*LISTED ENTRIES*:

--------

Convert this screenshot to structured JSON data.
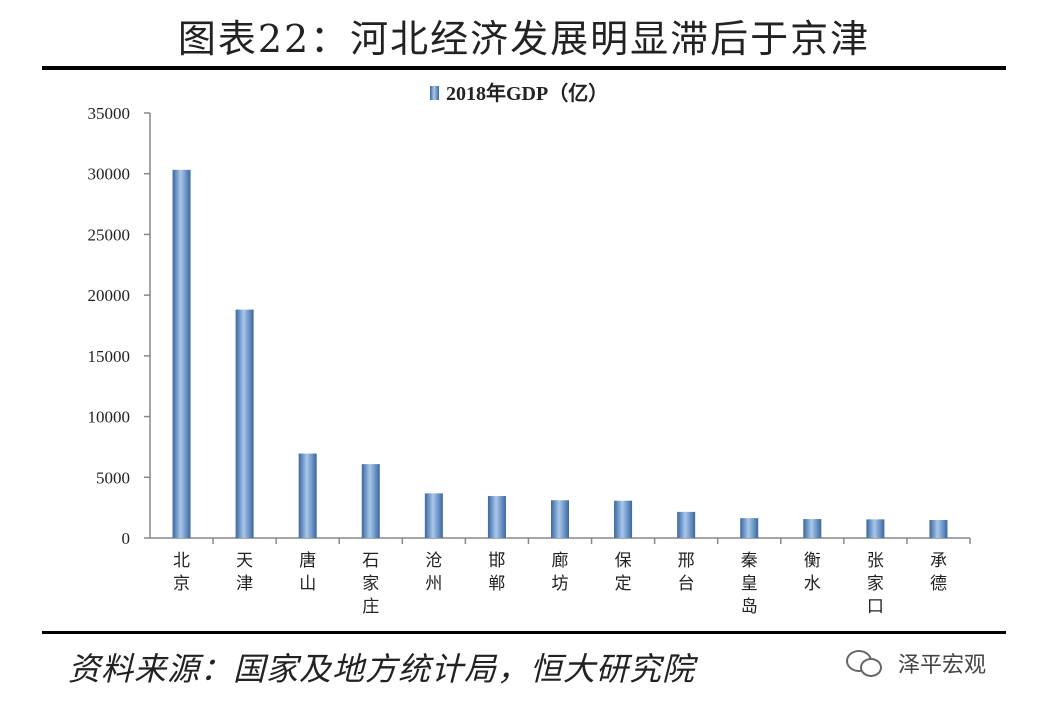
{
  "header": {
    "title": "图表22：河北经济发展明显滞后于京津"
  },
  "footer": {
    "source": "资料来源：国家及地方统计局，恒大研究院",
    "logo_text": "泽平宏观"
  },
  "chart_data": {
    "type": "bar",
    "categories": [
      "北京",
      "天津",
      "唐山",
      "石家庄",
      "沧州",
      "邯郸",
      "廊坊",
      "保定",
      "邢台",
      "秦皇岛",
      "衡水",
      "张家口",
      "承德"
    ],
    "series": [
      {
        "name": "2018年GDP（亿）",
        "values": [
          30320,
          18810,
          6955,
          6083,
          3676,
          3455,
          3108,
          3070,
          2150,
          1636,
          1559,
          1536,
          1481
        ]
      }
    ],
    "ylim": [
      0,
      35000
    ],
    "yticks": [
      "0",
      "5000",
      "10000",
      "15000",
      "20000",
      "25000",
      "30000",
      "35000"
    ],
    "grid": false,
    "legend_position": "top-center",
    "colors": {
      "bar": "#4f81bd",
      "bar_light": "#9cc0e8",
      "bar_dark": "#3a66a0"
    }
  }
}
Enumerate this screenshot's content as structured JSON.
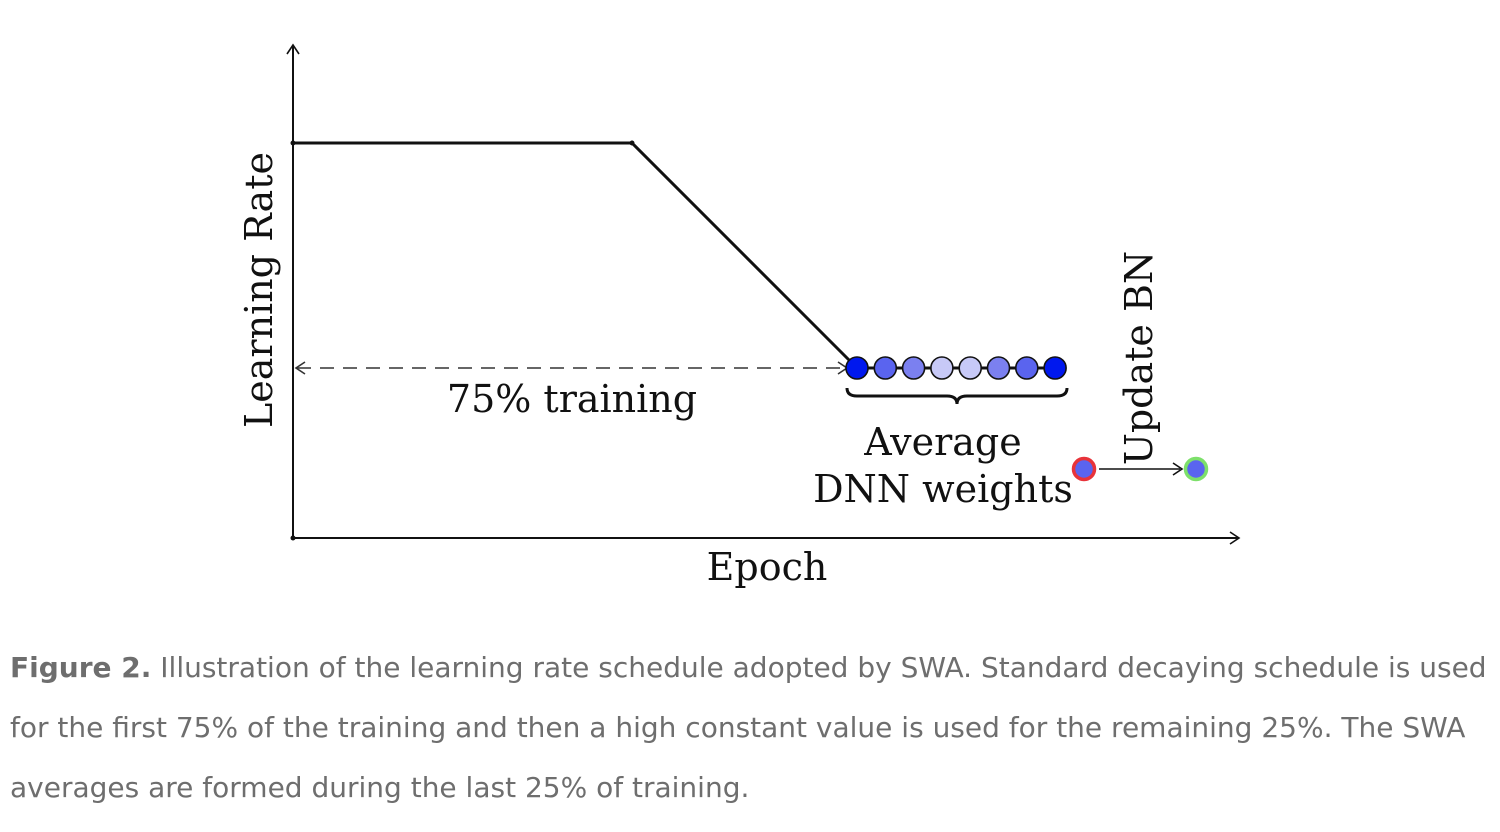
{
  "figure": {
    "y_axis_label": "Learning Rate",
    "x_axis_label": "Epoch",
    "training_label": "75% training",
    "average_label_line1": "Average",
    "average_label_line2": "DNN weights",
    "update_bn_label": "Update BN",
    "weight_dot_colors": [
      "#0018ee",
      "#5a64ef",
      "#7b80f0",
      "#c7c9f7",
      "#c7c9f7",
      "#7b80f0",
      "#5a64ef",
      "#0018ee"
    ],
    "before_bn_ring_color": "#e8333a",
    "after_bn_ring_color": "#7de06a",
    "bn_dot_fill": "#5a64ef"
  },
  "caption": {
    "label": "Figure 2.",
    "text": " Illustration of the learning rate schedule adopted by SWA. Standard decaying schedule is used for the first 75% of the training and then a high constant value is used for the remaining 25%. The SWA averages are formed during the last 25% of training."
  }
}
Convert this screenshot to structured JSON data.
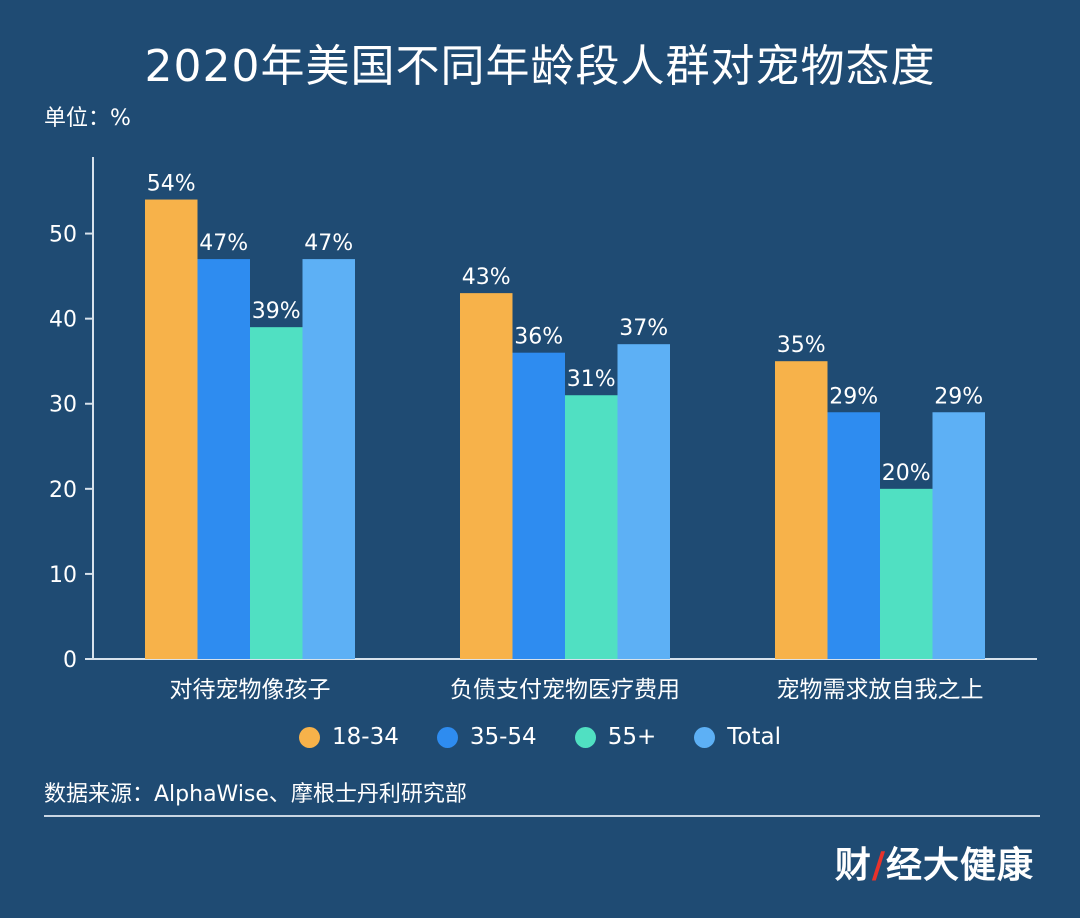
{
  "title": "2020年美国不同年龄段人群对宠物态度",
  "unit_label": "单位：%",
  "source": "数据来源：AlphaWise、摩根士丹利研究部",
  "brand": {
    "part1": "财",
    "slash": "/",
    "part2": "经大健康"
  },
  "chart_data": {
    "type": "bar",
    "title": "2020年美国不同年龄段人群对宠物态度",
    "xlabel": "",
    "ylabel": "单位：%",
    "ylim": [
      0,
      59
    ],
    "yticks": [
      0,
      10,
      20,
      30,
      40,
      50
    ],
    "categories": [
      "对待宠物像孩子",
      "负债支付宠物医疗费用",
      "宠物需求放自我之上"
    ],
    "series": [
      {
        "name": "18-34",
        "color": "#f7b24a",
        "values": [
          54,
          43,
          35
        ],
        "labels": [
          "54%",
          "43%",
          "35%"
        ]
      },
      {
        "name": "35-54",
        "color": "#2e8cf0",
        "values": [
          47,
          36,
          29
        ],
        "labels": [
          "47%",
          "36%",
          "29%"
        ]
      },
      {
        "name": "55+",
        "color": "#50e0c2",
        "values": [
          39,
          31,
          20
        ],
        "labels": [
          "39%",
          "31%",
          "20%"
        ]
      },
      {
        "name": "Total",
        "color": "#5db0f5",
        "values": [
          47,
          37,
          29
        ],
        "labels": [
          "47%",
          "37%",
          "29%"
        ]
      }
    ],
    "legend_position": "bottom"
  }
}
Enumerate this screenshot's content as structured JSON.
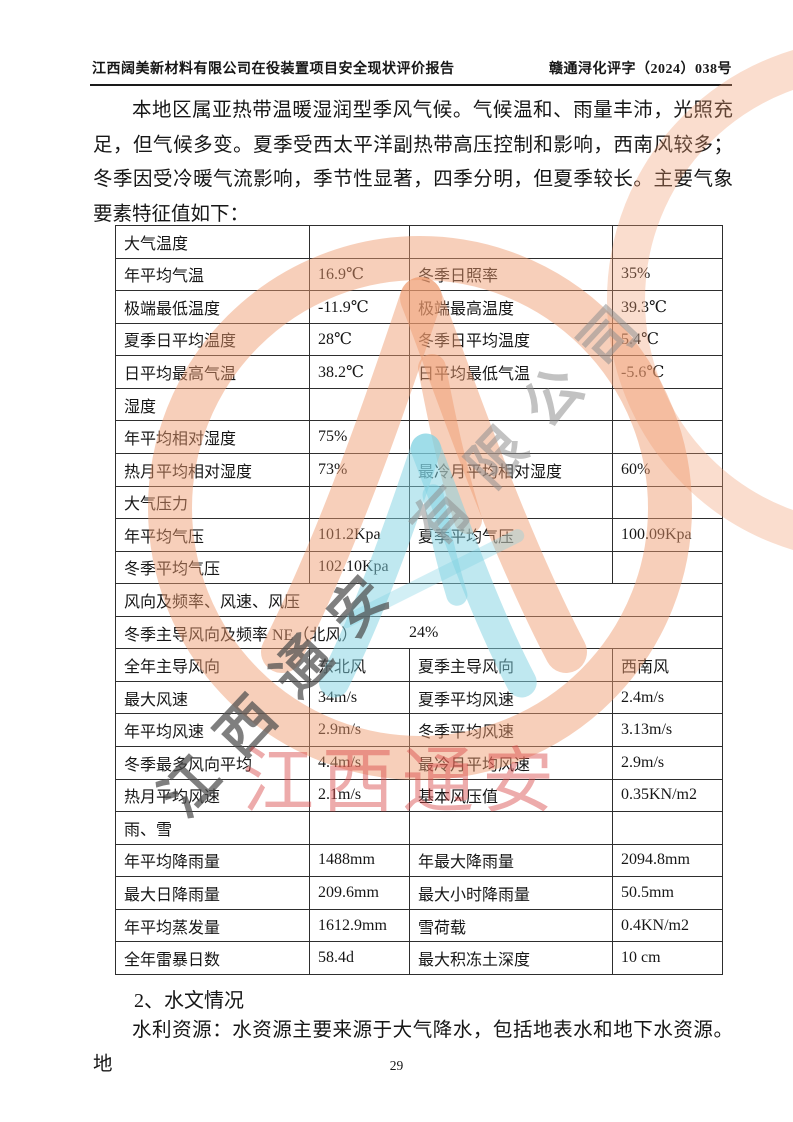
{
  "header": {
    "left": "江西阔美新材料有限公司在役装置项目安全现状评价报告",
    "right": "赣通浔化评字（2024）038号"
  },
  "paragraph": "本地区属亚热带温暖湿润型季风气候。气候温和、雨量丰沛，光照充足，但气候多变。夏季受西太平洋副热带高压控制和影响，西南风较多；冬季因受冷暖气流影响，季节性显著，四季分明，但夏季较长。主要气象要素特征值如下：",
  "table": {
    "rows": [
      {
        "cells": [
          "大气温度",
          "",
          "",
          ""
        ]
      },
      {
        "cells": [
          "年平均气温",
          "16.9℃",
          "冬季日照率",
          "35%"
        ],
        "indent3": true,
        "indent4": true
      },
      {
        "cells": [
          "极端最低温度",
          "-11.9℃",
          "极端最高温度",
          "39.3℃"
        ],
        "indent3": true,
        "indent4": true
      },
      {
        "cells": [
          "夏季日平均温度",
          "28℃",
          "冬季日平均温度",
          "5.4℃"
        ],
        "indent3": true,
        "indent4": true
      },
      {
        "cells": [
          "日平均最高气温",
          "38.2℃",
          "日平均最低气温",
          "-5.6℃"
        ],
        "indent3": true,
        "indent4": true
      },
      {
        "cells": [
          "湿度",
          "",
          "",
          ""
        ]
      },
      {
        "cells": [
          "年平均相对湿度",
          "75%",
          "",
          ""
        ]
      },
      {
        "cells": [
          "热月平均相对湿度",
          "73%",
          "最冷月平均相对湿度",
          "60%"
        ]
      },
      {
        "cells": [
          "大气压力",
          "",
          "",
          ""
        ]
      },
      {
        "cells": [
          "年平均气压",
          "101.2Kpa",
          "夏季平均气压",
          "100.09Kpa"
        ]
      },
      {
        "cells": [
          "冬季平均气压",
          "102.10Kpa",
          "",
          ""
        ]
      },
      {
        "label": "风向及频率、风速、风压"
      },
      {
        "label": "冬季主导风向及频率 NE（北风）",
        "value": "24%"
      },
      {
        "cells": [
          "全年主导风向",
          "东北风",
          "夏季主导风向",
          "西南风"
        ]
      },
      {
        "cells": [
          "最大风速",
          "34m/s",
          "夏季平均风速",
          "2.4m/s"
        ]
      },
      {
        "cells": [
          "年平均风速",
          "2.9m/s",
          "冬季平均风速",
          "3.13m/s"
        ]
      },
      {
        "cells": [
          "冬季最多风向平均",
          "4.4m/s",
          "最冷月平均风速",
          "2.9m/s"
        ]
      },
      {
        "cells": [
          "热月平均风速",
          "2.1m/s",
          "基本风压值",
          "0.35KN/m2"
        ]
      },
      {
        "cells": [
          "雨、雪",
          "",
          "",
          ""
        ]
      },
      {
        "cells": [
          "年平均降雨量",
          "1488mm",
          "年最大降雨量",
          "2094.8mm"
        ],
        "indent3": true
      },
      {
        "cells": [
          "最大日降雨量",
          "209.6mm",
          "最大小时降雨量",
          "50.5mm"
        ],
        "indent3": true
      },
      {
        "cells": [
          "年平均蒸发量",
          "1612.9mm",
          "雪荷载",
          "0.4KN/m2"
        ],
        "indent3": true
      },
      {
        "cells": [
          "全年雷暴日数",
          "58.4d",
          "最大积冻土深度",
          "10 cm"
        ],
        "indent3": true
      }
    ]
  },
  "section2": {
    "heading": "2、水文情况",
    "text": "水利资源：水资源主要来源于大气降水，包括地表水和地下水资源。地"
  },
  "page_number": "29",
  "watermark": {
    "red_text": "江西通安",
    "diagonal_dark": "江西通安",
    "diagonal_light": "有限公司",
    "seal_color": "#ef9a6e",
    "accent_color": "#7fd2e2",
    "red_color": "#d64545",
    "gray_dark": "#4d4d4d",
    "gray_light": "#909090"
  }
}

--------

*WHAT THE TASK ASKS*: All of the entries above should be duplicated exactly, except for the pictures.

*REPLY*:
Convert this screenshot to structured JSON data.
{
  "header": {
    "title": "图表22：河北经济发展明显滞后于京津"
  },
  "footer": {
    "source": "资料来源：国家及地方统计局，恒大研究院",
    "logo_text": "泽平宏观"
  },
  "chart_data": {
    "type": "bar",
    "categories": [
      "北京",
      "天津",
      "唐山",
      "石家庄",
      "沧州",
      "邯郸",
      "廊坊",
      "保定",
      "邢台",
      "秦皇岛",
      "衡水",
      "张家口",
      "承德"
    ],
    "series": [
      {
        "name": "2018年GDP（亿）",
        "values": [
          30320,
          18810,
          6955,
          6083,
          3676,
          3455,
          3108,
          3070,
          2150,
          1636,
          1559,
          1536,
          1481
        ]
      }
    ],
    "ylim": [
      0,
      35000
    ],
    "yticks": [
      "0",
      "5000",
      "10000",
      "15000",
      "20000",
      "25000",
      "30000",
      "35000"
    ],
    "grid": false,
    "legend_position": "top-center",
    "colors": {
      "bar": "#4f81bd",
      "bar_light": "#9cc0e8",
      "bar_dark": "#3a66a0"
    }
  }
}
Enumerate this screenshot's content as structured JSON.
{
  "figure": {
    "y_axis_label": "Learning Rate",
    "x_axis_label": "Epoch",
    "training_label": "75% training",
    "average_label_line1": "Average",
    "average_label_line2": "DNN weights",
    "update_bn_label": "Update BN",
    "weight_dot_colors": [
      "#0018ee",
      "#5a64ef",
      "#7b80f0",
      "#c7c9f7",
      "#c7c9f7",
      "#7b80f0",
      "#5a64ef",
      "#0018ee"
    ],
    "before_bn_ring_color": "#e8333a",
    "after_bn_ring_color": "#7de06a",
    "bn_dot_fill": "#5a64ef"
  },
  "caption": {
    "label": "Figure 2.",
    "text": " Illustration of the learning rate schedule adopted by SWA. Standard decaying schedule is used for the first 75% of the training and then a high constant value is used for the remaining 25%. The SWA averages are formed during the last 25% of training."
  }
}
Convert this screenshot to structured JSON data.
{
  "title": "2020年美国不同年龄段人群对宠物态度",
  "unit_label": "单位：%",
  "source": "数据来源：AlphaWise、摩根士丹利研究部",
  "brand": {
    "part1": "财",
    "slash": "/",
    "part2": "经大健康"
  },
  "chart_data": {
    "type": "bar",
    "title": "2020年美国不同年龄段人群对宠物态度",
    "xlabel": "",
    "ylabel": "单位：%",
    "ylim": [
      0,
      59
    ],
    "yticks": [
      0,
      10,
      20,
      30,
      40,
      50
    ],
    "categories": [
      "对待宠物像孩子",
      "负债支付宠物医疗费用",
      "宠物需求放自我之上"
    ],
    "series": [
      {
        "name": "18-34",
        "color": "#f7b24a",
        "values": [
          54,
          43,
          35
        ],
        "labels": [
          "54%",
          "43%",
          "35%"
        ]
      },
      {
        "name": "35-54",
        "color": "#2e8cf0",
        "values": [
          47,
          36,
          29
        ],
        "labels": [
          "47%",
          "36%",
          "29%"
        ]
      },
      {
        "name": "55+",
        "color": "#50e0c2",
        "values": [
          39,
          31,
          20
        ],
        "labels": [
          "39%",
          "31%",
          "20%"
        ]
      },
      {
        "name": "Total",
        "color": "#5db0f5",
        "values": [
          47,
          37,
          29
        ],
        "labels": [
          "47%",
          "37%",
          "29%"
        ]
      }
    ],
    "legend_position": "bottom"
  }
}
Enumerate this screenshot's content as structured JSON.
{
  "header": {
    "left": "江西阔美新材料有限公司在役装置项目安全现状评价报告",
    "right": "赣通浔化评字（2024）038号"
  },
  "paragraph": "本地区属亚热带温暖湿润型季风气候。气候温和、雨量丰沛，光照充足，但气候多变。夏季受西太平洋副热带高压控制和影响，西南风较多；冬季因受冷暖气流影响，季节性显著，四季分明，但夏季较长。主要气象要素特征值如下：",
  "table": {
    "rows": [
      {
        "cells": [
          "大气温度",
          "",
          "",
          ""
        ]
      },
      {
        "cells": [
          "年平均气温",
          "16.9℃",
          "冬季日照率",
          "35%"
        ],
        "indent3": true,
        "indent4": true
      },
      {
        "cells": [
          "极端最低温度",
          "-11.9℃",
          "极端最高温度",
          "39.3℃"
        ],
        "indent3": true,
        "indent4": true
      },
      {
        "cells": [
          "夏季日平均温度",
          "28℃",
          "冬季日平均温度",
          "5.4℃"
        ],
        "indent3": true,
        "indent4": true
      },
      {
        "cells": [
          "日平均最高气温",
          "38.2℃",
          "日平均最低气温",
          "-5.6℃"
        ],
        "indent3": true,
        "indent4": true
      },
      {
        "cells": [
          "湿度",
          "",
          "",
          ""
        ]
      },
      {
        "cells": [
          "年平均相对湿度",
          "75%",
          "",
          ""
        ]
      },
      {
        "cells": [
          "热月平均相对湿度",
          "73%",
          "最冷月平均相对湿度",
          "60%"
        ]
      },
      {
        "cells": [
          "大气压力",
          "",
          "",
          ""
        ]
      },
      {
        "cells": [
          "年平均气压",
          "101.2Kpa",
          "夏季平均气压",
          "100.09Kpa"
        ]
      },
      {
        "cells": [
          "冬季平均气压",
          "102.10Kpa",
          "",
          ""
        ]
      },
      {
        "label": "风向及频率、风速、风压"
      },
      {
        "label": "冬季主导风向及频率 NE（北风）",
        "value": "24%"
      },
      {
        "cells": [
          "全年主导风向",
          "东北风",
          "夏季主导风向",
          "西南风"
        ]
      },
      {
        "cells": [
          "最大风速",
          "34m/s",
          "夏季平均风速",
          "2.4m/s"
        ]
      },
      {
        "cells": [
          "年平均风速",
          "2.9m/s",
          "冬季平均风速",
          "3.13m/s"
        ]
      },
      {
        "cells": [
          "冬季最多风向平均",
          "4.4m/s",
          "最冷月平均风速",
          "2.9m/s"
        ]
      },
      {
        "cells": [
          "热月平均风速",
          "2.1m/s",
          "基本风压值",
          "0.35KN/m2"
        ]
      },
      {
        "cells": [
          "雨、雪",
          "",
          "",
          ""
        ]
      },
      {
        "cells": [
          "年平均降雨量",
          "1488mm",
          "年最大降雨量",
          "2094.8mm"
        ],
        "indent3": true
      },
      {
        "cells": [
          "最大日降雨量",
          "209.6mm",
          "最大小时降雨量",
          "50.5mm"
        ],
        "indent3": true
      },
      {
        "cells": [
          "年平均蒸发量",
          "1612.9mm",
          "雪荷载",
          "0.4KN/m2"
        ],
        "indent3": true
      },
      {
        "cells": [
          "全年雷暴日数",
          "58.4d",
          "最大积冻土深度",
          "10 cm"
        ],
        "indent3": true
      }
    ]
  },
  "section2": {
    "heading": "2、水文情况",
    "text": "水利资源：水资源主要来源于大气降水，包括地表水和地下水资源。地"
  },
  "page_number": "29",
  "watermark": {
    "red_text": "江西通安",
    "diagonal_dark": "江西通安",
    "diagonal_light": "有限公司",
    "seal_color": "#ef9a6e",
    "accent_color": "#7fd2e2",
    "red_color": "#d64545",
    "gray_dark": "#4d4d4d",
    "gray_light": "#909090"
  }
}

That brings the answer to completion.